> _What you need to do_: Each record needs to be echoed exactly; can you do that?

Working data start

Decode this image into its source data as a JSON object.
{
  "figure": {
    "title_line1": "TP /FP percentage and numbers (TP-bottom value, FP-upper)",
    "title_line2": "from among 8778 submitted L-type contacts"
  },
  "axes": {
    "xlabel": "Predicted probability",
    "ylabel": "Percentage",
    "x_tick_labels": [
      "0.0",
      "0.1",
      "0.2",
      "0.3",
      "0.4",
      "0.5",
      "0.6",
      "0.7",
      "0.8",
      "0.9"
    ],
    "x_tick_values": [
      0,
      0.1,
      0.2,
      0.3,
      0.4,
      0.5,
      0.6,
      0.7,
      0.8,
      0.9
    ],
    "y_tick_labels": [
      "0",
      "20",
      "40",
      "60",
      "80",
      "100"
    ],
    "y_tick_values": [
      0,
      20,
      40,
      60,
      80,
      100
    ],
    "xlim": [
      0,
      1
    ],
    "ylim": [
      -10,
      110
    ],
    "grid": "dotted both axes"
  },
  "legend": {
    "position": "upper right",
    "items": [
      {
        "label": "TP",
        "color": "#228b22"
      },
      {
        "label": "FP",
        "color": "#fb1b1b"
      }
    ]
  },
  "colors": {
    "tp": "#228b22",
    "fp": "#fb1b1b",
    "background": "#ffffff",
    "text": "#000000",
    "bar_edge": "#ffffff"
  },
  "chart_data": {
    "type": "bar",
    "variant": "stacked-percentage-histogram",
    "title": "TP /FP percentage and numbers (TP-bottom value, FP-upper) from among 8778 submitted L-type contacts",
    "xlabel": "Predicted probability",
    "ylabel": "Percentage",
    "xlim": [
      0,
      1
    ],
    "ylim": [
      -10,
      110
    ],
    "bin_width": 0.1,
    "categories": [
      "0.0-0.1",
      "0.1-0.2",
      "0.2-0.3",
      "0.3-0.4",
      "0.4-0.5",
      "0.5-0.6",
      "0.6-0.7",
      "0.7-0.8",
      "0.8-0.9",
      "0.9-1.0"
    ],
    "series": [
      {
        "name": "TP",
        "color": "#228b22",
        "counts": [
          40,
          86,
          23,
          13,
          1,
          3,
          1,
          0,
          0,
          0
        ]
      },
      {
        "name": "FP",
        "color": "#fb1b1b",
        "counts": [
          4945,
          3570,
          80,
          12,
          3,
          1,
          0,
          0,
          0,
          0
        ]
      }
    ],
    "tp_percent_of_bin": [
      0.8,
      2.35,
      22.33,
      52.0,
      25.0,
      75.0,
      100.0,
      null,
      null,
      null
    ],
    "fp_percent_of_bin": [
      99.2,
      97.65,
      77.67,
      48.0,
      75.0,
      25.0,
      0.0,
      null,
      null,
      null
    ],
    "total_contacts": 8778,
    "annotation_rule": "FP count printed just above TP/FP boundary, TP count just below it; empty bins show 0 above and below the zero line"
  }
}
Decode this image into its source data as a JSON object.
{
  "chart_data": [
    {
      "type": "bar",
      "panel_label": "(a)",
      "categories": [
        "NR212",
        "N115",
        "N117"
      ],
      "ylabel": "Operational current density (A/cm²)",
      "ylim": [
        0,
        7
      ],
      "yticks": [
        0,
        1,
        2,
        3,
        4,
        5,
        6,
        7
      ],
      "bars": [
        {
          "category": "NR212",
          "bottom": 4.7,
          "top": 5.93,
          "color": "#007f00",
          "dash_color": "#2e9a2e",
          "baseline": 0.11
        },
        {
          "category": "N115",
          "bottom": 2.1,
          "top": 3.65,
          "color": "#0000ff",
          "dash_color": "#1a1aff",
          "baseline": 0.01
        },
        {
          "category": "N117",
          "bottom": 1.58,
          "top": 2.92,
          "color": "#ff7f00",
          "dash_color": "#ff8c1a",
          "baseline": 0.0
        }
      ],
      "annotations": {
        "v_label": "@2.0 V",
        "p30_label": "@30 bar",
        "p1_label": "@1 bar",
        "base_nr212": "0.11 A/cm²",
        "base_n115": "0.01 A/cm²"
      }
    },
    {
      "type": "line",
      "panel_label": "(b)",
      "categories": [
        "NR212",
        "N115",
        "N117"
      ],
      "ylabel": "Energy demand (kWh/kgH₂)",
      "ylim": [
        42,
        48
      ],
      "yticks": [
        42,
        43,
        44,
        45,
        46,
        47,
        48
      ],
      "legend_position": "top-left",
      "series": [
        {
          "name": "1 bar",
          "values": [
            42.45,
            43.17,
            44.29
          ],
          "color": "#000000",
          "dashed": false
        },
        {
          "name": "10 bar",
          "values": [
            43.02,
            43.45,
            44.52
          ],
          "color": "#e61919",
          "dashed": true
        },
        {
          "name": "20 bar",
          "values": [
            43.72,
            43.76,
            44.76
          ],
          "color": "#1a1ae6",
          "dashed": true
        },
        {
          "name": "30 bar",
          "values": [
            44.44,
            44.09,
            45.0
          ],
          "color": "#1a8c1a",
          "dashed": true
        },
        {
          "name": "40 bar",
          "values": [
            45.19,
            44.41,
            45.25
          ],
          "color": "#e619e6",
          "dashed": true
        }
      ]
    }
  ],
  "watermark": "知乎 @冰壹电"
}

Working data end

> _Written solution_:
Decode this image into its source data as a JSON object.
{
  "figure": {
    "title_line1": "TP /FP percentage and numbers (TP-bottom value, FP-upper)",
    "title_line2": "from among 8778 submitted L-type contacts"
  },
  "axes": {
    "xlabel": "Predicted probability",
    "ylabel": "Percentage",
    "x_tick_labels": [
      "0.0",
      "0.1",
      "0.2",
      "0.3",
      "0.4",
      "0.5",
      "0.6",
      "0.7",
      "0.8",
      "0.9"
    ],
    "x_tick_values": [
      0,
      0.1,
      0.2,
      0.3,
      0.4,
      0.5,
      0.6,
      0.7,
      0.8,
      0.9
    ],
    "y_tick_labels": [
      "0",
      "20",
      "40",
      "60",
      "80",
      "100"
    ],
    "y_tick_values": [
      0,
      20,
      40,
      60,
      80,
      100
    ],
    "xlim": [
      0,
      1
    ],
    "ylim": [
      -10,
      110
    ],
    "grid": "dotted both axes"
  },
  "legend": {
    "position": "upper right",
    "items": [
      {
        "label": "TP",
        "color": "#228b22"
      },
      {
        "label": "FP",
        "color": "#fb1b1b"
      }
    ]
  },
  "colors": {
    "tp": "#228b22",
    "fp": "#fb1b1b",
    "background": "#ffffff",
    "text": "#000000",
    "bar_edge": "#ffffff"
  },
  "chart_data": {
    "type": "bar",
    "variant": "stacked-percentage-histogram",
    "title": "TP /FP percentage and numbers (TP-bottom value, FP-upper) from among 8778 submitted L-type contacts",
    "xlabel": "Predicted probability",
    "ylabel": "Percentage",
    "xlim": [
      0,
      1
    ],
    "ylim": [
      -10,
      110
    ],
    "bin_width": 0.1,
    "categories": [
      "0.0-0.1",
      "0.1-0.2",
      "0.2-0.3",
      "0.3-0.4",
      "0.4-0.5",
      "0.5-0.6",
      "0.6-0.7",
      "0.7-0.8",
      "0.8-0.9",
      "0.9-1.0"
    ],
    "series": [
      {
        "name": "TP",
        "color": "#228b22",
        "counts": [
          40,
          86,
          23,
          13,
          1,
          3,
          1,
          0,
          0,
          0
        ]
      },
      {
        "name": "FP",
        "color": "#fb1b1b",
        "counts": [
          4945,
          3570,
          80,
          12,
          3,
          1,
          0,
          0,
          0,
          0
        ]
      }
    ],
    "tp_percent_of_bin": [
      0.8,
      2.35,
      22.33,
      52.0,
      25.0,
      75.0,
      100.0,
      null,
      null,
      null
    ],
    "fp_percent_of_bin": [
      99.2,
      97.65,
      77.67,
      48.0,
      75.0,
      25.0,
      0.0,
      null,
      null,
      null
    ],
    "total_contacts": 8778,
    "annotation_rule": "FP count printed just above TP/FP boundary, TP count just below it; empty bins show 0 above and below the zero line"
  }
}
Decode this image into its source data as a JSON object.
{
  "chart_data": [
    {
      "type": "bar",
      "panel_label": "(a)",
      "categories": [
        "NR212",
        "N115",
        "N117"
      ],
      "ylabel": "Operational current density (A/cm²)",
      "ylim": [
        0,
        7
      ],
      "yticks": [
        0,
        1,
        2,
        3,
        4,
        5,
        6,
        7
      ],
      "bars": [
        {
          "category": "NR212",
          "bottom": 4.7,
          "top": 5.93,
          "color": "#007f00",
          "dash_color": "#2e9a2e",
          "baseline": 0.11
        },
        {
          "category": "N115",
          "bottom": 2.1,
          "top": 3.65,
          "color": "#0000ff",
          "dash_color": "#1a1aff",
          "baseline": 0.01
        },
        {
          "category": "N117",
          "bottom": 1.58,
          "top": 2.92,
          "color": "#ff7f00",
          "dash_color": "#ff8c1a",
          "baseline": 0.0
        }
      ],
      "annotations": {
        "v_label": "@2.0 V",
        "p30_label": "@30 bar",
        "p1_label": "@1 bar",
        "base_nr212": "0.11 A/cm²",
        "base_n115": "0.01 A/cm²"
      }
    },
    {
      "type": "line",
      "panel_label": "(b)",
      "categories": [
        "NR212",
        "N115",
        "N117"
      ],
      "ylabel": "Energy demand (kWh/kgH₂)",
      "ylim": [
        42,
        48
      ],
      "yticks": [
        42,
        43,
        44,
        45,
        46,
        47,
        48
      ],
      "legend_position": "top-left",
      "series": [
        {
          "name": "1 bar",
          "values": [
            42.45,
            43.17,
            44.29
          ],
          "color": "#000000",
          "dashed": false
        },
        {
          "name": "10 bar",
          "values": [
            43.02,
            43.45,
            44.52
          ],
          "color": "#e61919",
          "dashed": true
        },
        {
          "name": "20 bar",
          "values": [
            43.72,
            43.76,
            44.76
          ],
          "color": "#1a1ae6",
          "dashed": true
        },
        {
          "name": "30 bar",
          "values": [
            44.44,
            44.09,
            45.0
          ],
          "color": "#1a8c1a",
          "dashed": true
        },
        {
          "name": "40 bar",
          "values": [
            45.19,
            44.41,
            45.25
          ],
          "color": "#e619e6",
          "dashed": true
        }
      ]
    }
  ],
  "watermark": "知乎 @冰壹电"
}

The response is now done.